What to do:
Reproduce the listing below verbatim.

Stored records
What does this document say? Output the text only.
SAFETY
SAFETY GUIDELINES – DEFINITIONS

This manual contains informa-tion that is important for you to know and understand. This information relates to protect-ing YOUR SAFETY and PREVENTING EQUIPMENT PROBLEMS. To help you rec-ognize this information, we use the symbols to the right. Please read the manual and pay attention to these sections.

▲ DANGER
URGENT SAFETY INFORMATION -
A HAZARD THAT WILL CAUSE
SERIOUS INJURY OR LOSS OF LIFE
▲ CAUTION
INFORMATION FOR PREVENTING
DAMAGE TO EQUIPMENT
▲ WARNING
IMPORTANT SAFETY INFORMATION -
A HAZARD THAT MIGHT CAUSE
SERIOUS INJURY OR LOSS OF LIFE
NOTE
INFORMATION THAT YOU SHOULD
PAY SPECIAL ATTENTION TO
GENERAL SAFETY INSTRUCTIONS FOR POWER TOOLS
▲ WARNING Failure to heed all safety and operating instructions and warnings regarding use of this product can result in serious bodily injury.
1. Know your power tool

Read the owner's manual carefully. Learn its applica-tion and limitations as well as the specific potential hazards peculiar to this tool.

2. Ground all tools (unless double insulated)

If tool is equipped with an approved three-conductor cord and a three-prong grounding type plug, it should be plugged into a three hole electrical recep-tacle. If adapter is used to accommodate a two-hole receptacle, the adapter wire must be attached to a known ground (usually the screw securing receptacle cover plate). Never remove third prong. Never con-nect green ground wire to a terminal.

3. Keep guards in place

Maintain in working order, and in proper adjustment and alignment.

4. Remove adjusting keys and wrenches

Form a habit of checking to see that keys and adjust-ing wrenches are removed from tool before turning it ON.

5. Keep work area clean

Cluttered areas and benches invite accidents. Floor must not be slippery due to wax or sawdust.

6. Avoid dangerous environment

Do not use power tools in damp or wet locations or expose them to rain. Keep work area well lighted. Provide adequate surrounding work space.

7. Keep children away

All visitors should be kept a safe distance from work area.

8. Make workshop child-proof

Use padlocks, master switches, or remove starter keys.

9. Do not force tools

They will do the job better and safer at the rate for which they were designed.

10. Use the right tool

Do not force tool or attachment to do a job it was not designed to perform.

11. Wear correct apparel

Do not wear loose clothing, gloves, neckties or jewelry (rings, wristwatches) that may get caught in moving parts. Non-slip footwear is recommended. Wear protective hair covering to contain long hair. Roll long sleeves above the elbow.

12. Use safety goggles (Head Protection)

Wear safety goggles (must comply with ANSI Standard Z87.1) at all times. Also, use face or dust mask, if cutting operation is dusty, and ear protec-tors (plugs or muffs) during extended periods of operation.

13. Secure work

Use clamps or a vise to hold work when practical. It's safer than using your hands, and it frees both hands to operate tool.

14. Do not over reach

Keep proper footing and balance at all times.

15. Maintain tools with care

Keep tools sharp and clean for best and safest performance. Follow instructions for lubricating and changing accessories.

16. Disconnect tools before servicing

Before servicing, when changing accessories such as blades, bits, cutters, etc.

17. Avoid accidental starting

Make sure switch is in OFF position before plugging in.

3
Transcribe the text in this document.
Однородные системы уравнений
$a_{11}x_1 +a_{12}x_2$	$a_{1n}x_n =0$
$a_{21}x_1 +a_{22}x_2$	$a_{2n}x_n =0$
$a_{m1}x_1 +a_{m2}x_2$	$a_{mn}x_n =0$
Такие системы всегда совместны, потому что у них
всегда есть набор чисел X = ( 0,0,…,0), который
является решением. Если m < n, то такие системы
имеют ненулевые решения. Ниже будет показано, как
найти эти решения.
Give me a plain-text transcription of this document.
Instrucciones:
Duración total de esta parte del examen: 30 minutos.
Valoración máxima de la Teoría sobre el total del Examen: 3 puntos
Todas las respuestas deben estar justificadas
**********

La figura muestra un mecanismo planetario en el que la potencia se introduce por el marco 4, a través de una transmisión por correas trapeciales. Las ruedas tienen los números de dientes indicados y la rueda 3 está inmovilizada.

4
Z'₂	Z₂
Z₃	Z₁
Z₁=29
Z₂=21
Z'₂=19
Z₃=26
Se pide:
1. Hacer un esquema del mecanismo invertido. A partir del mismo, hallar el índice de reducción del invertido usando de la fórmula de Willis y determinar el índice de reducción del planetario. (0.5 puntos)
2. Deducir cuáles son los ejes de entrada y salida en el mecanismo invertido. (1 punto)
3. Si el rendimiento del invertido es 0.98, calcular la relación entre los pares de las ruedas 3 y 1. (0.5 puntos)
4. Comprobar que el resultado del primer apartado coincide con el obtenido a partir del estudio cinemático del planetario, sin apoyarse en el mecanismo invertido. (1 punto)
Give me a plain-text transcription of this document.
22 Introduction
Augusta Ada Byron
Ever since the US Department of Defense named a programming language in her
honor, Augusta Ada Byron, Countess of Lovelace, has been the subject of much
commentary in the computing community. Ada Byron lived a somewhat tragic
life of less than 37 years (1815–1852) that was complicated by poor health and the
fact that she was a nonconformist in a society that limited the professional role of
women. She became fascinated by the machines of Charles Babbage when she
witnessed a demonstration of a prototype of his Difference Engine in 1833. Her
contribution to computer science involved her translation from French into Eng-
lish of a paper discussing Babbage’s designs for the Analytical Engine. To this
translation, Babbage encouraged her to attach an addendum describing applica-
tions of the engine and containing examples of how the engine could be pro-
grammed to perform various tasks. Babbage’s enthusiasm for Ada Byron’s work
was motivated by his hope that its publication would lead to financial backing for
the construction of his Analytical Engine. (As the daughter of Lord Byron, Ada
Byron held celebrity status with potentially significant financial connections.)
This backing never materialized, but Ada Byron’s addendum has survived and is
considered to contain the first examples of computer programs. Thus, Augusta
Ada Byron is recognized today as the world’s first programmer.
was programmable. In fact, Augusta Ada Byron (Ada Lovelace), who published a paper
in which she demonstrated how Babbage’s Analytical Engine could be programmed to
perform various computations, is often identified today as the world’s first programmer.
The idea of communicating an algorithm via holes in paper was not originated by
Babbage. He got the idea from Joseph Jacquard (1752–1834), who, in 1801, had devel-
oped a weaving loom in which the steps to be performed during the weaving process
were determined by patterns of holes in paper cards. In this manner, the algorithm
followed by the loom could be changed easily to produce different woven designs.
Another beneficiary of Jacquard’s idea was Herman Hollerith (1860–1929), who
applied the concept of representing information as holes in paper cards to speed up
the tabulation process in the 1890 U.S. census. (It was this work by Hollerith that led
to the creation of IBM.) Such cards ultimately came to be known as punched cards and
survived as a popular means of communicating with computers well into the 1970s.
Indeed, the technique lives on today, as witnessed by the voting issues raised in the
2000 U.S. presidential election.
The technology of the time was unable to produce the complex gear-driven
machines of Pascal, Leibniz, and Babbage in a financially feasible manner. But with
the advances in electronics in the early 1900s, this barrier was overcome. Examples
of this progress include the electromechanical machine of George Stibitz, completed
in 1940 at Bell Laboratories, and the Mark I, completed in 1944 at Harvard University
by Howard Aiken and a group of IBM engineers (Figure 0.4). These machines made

Worked solution:
What does this document say? Output the text only.
SAFETY
SAFETY GUIDELINES – DEFINITIONS

This manual contains informa-tion that is important for you to know and understand. This information relates to protect-ing YOUR SAFETY and PREVENTING EQUIPMENT PROBLEMS. To help you rec-ognize this information, we use the symbols to the right. Please read the manual and pay attention to these sections.

▲ DANGER
URGENT SAFETY INFORMATION -
A HAZARD THAT WILL CAUSE
SERIOUS INJURY OR LOSS OF LIFE
▲ CAUTION
INFORMATION FOR PREVENTING
DAMAGE TO EQUIPMENT
▲ WARNING
IMPORTANT SAFETY INFORMATION -
A HAZARD THAT MIGHT CAUSE
SERIOUS INJURY OR LOSS OF LIFE
NOTE
INFORMATION THAT YOU SHOULD
PAY SPECIAL ATTENTION TO
GENERAL SAFETY INSTRUCTIONS FOR POWER TOOLS
▲ WARNING Failure to heed all safety and operating instructions and warnings regarding use of this product can result in serious bodily injury.
1. Know your power tool

Read the owner's manual carefully. Learn its applica-tion and limitations as well as the specific potential hazards peculiar to this tool.

2. Ground all tools (unless double insulated)

If tool is equipped with an approved three-conductor cord and a three-prong grounding type plug, it should be plugged into a three hole electrical recep-tacle. If adapter is used to accommodate a two-hole receptacle, the adapter wire must be attached to a known ground (usually the screw securing receptacle cover plate). Never remove third prong. Never con-nect green ground wire to a terminal.

3. Keep guards in place

Maintain in working order, and in proper adjustment and alignment.

4. Remove adjusting keys and wrenches

Form a habit of checking to see that keys and adjust-ing wrenches are removed from tool before turning it ON.

5. Keep work area clean

Cluttered areas and benches invite accidents. Floor must not be slippery due to wax or sawdust.

6. Avoid dangerous environment

Do not use power tools in damp or wet locations or expose them to rain. Keep work area well lighted. Provide adequate surrounding work space.

7. Keep children away

All visitors should be kept a safe distance from work area.

8. Make workshop child-proof

Use padlocks, master switches, or remove starter keys.

9. Do not force tools

They will do the job better and safer at the rate for which they were designed.

10. Use the right tool

Do not force tool or attachment to do a job it was not designed to perform.

11. Wear correct apparel

Do not wear loose clothing, gloves, neckties or jewelry (rings, wristwatches) that may get caught in moving parts. Non-slip footwear is recommended. Wear protective hair covering to contain long hair. Roll long sleeves above the elbow.

12. Use safety goggles (Head Protection)

Wear safety goggles (must comply with ANSI Standard Z87.1) at all times. Also, use face or dust mask, if cutting operation is dusty, and ear protec-tors (plugs or muffs) during extended periods of operation.

13. Secure work

Use clamps or a vise to hold work when practical. It's safer than using your hands, and it frees both hands to operate tool.

14. Do not over reach

Keep proper footing and balance at all times.

15. Maintain tools with care

Keep tools sharp and clean for best and safest performance. Follow instructions for lubricating and changing accessories.

16. Disconnect tools before servicing

Before servicing, when changing accessories such as blades, bits, cutters, etc.

17. Avoid accidental starting

Make sure switch is in OFF position before plugging in.

3
Transcribe the text in this document.
Однородные системы уравнений
$a_{11}x_1 +a_{12}x_2$	$a_{1n}x_n =0$
$a_{21}x_1 +a_{22}x_2$	$a_{2n}x_n =0$
$a_{m1}x_1 +a_{m2}x_2$	$a_{mn}x_n =0$
Такие системы всегда совместны, потому что у них
всегда есть набор чисел X = ( 0,0,…,0), который
является решением. Если m < n, то такие системы
имеют ненулевые решения. Ниже будет показано, как
найти эти решения.
Give me a plain-text transcription of this document.
Instrucciones:
Duración total de esta parte del examen: 30 minutos.
Valoración máxima de la Teoría sobre el total del Examen: 3 puntos
Todas las respuestas deben estar justificadas
**********

La figura muestra un mecanismo planetario en el que la potencia se introduce por el marco 4, a través de una transmisión por correas trapeciales. Las ruedas tienen los números de dientes indicados y la rueda 3 está inmovilizada.

4
Z'₂	Z₂
Z₃	Z₁
Z₁=29
Z₂=21
Z'₂=19
Z₃=26
Se pide:
1. Hacer un esquema del mecanismo invertido. A partir del mismo, hallar el índice de reducción del invertido usando de la fórmula de Willis y determinar el índice de reducción del planetario. (0.5 puntos)
2. Deducir cuáles son los ejes de entrada y salida en el mecanismo invertido. (1 punto)
3. Si el rendimiento del invertido es 0.98, calcular la relación entre los pares de las ruedas 3 y 1. (0.5 puntos)
4. Comprobar que el resultado del primer apartado coincide con el obtenido a partir del estudio cinemático del planetario, sin apoyarse en el mecanismo invertido. (1 punto)
Give me a plain-text transcription of this document.
22 Introduction
Augusta Ada Byron
Ever since the US Department of Defense named a programming language in her
honor, Augusta Ada Byron, Countess of Lovelace, has been the subject of much
commentary in the computing community. Ada Byron lived a somewhat tragic
life of less than 37 years (1815–1852) that was complicated by poor health and the
fact that she was a nonconformist in a society that limited the professional role of
women. She became fascinated by the machines of Charles Babbage when she
witnessed a demonstration of a prototype of his Difference Engine in 1833. Her
contribution to computer science involved her translation from French into Eng-
lish of a paper discussing Babbage’s designs for the Analytical Engine. To this
translation, Babbage encouraged her to attach an addendum describing applica-
tions of the engine and containing examples of how the engine could be pro-
grammed to perform various tasks. Babbage’s enthusiasm for Ada Byron’s work
was motivated by his hope that its publication would lead to financial backing for
the construction of his Analytical Engine. (As the daughter of Lord Byron, Ada
Byron held celebrity status with potentially significant financial connections.)
This backing never materialized, but Ada Byron’s addendum has survived and is
considered to contain the first examples of computer programs. Thus, Augusta
Ada Byron is recognized today as the world’s first programmer.
was programmable. In fact, Augusta Ada Byron (Ada Lovelace), who published a paper
in which she demonstrated how Babbage’s Analytical Engine could be programmed to
perform various computations, is often identified today as the world’s first programmer.
The idea of communicating an algorithm via holes in paper was not originated by
Babbage. He got the idea from Joseph Jacquard (1752–1834), who, in 1801, had devel-
oped a weaving loom in which the steps to be performed during the weaving process
were determined by patterns of holes in paper cards. In this manner, the algorithm
followed by the loom could be changed easily to produce different woven designs.
Another beneficiary of Jacquard’s idea was Herman Hollerith (1860–1929), who
applied the concept of representing information as holes in paper cards to speed up
the tabulation process in the 1890 U.S. census. (It was this work by Hollerith that led
to the creation of IBM.) Such cards ultimately came to be known as punched cards and
survived as a popular means of communicating with computers well into the 1970s.
Indeed, the technique lives on today, as witnessed by the voting issues raised in the
2000 U.S. presidential election.
The technology of the time was unable to produce the complex gear-driven
machines of Pascal, Leibniz, and Babbage in a financially feasible manner. But with
the advances in electronics in the early 1900s, this barrier was overcome. Examples
of this progress include the electromechanical machine of George Stibitz, completed
in 1940 at Bell Laboratories, and the Mark I, completed in 1944 at Harvard University
by Howard Aiken and a group of IBM engineers (Figure 0.4). These machines made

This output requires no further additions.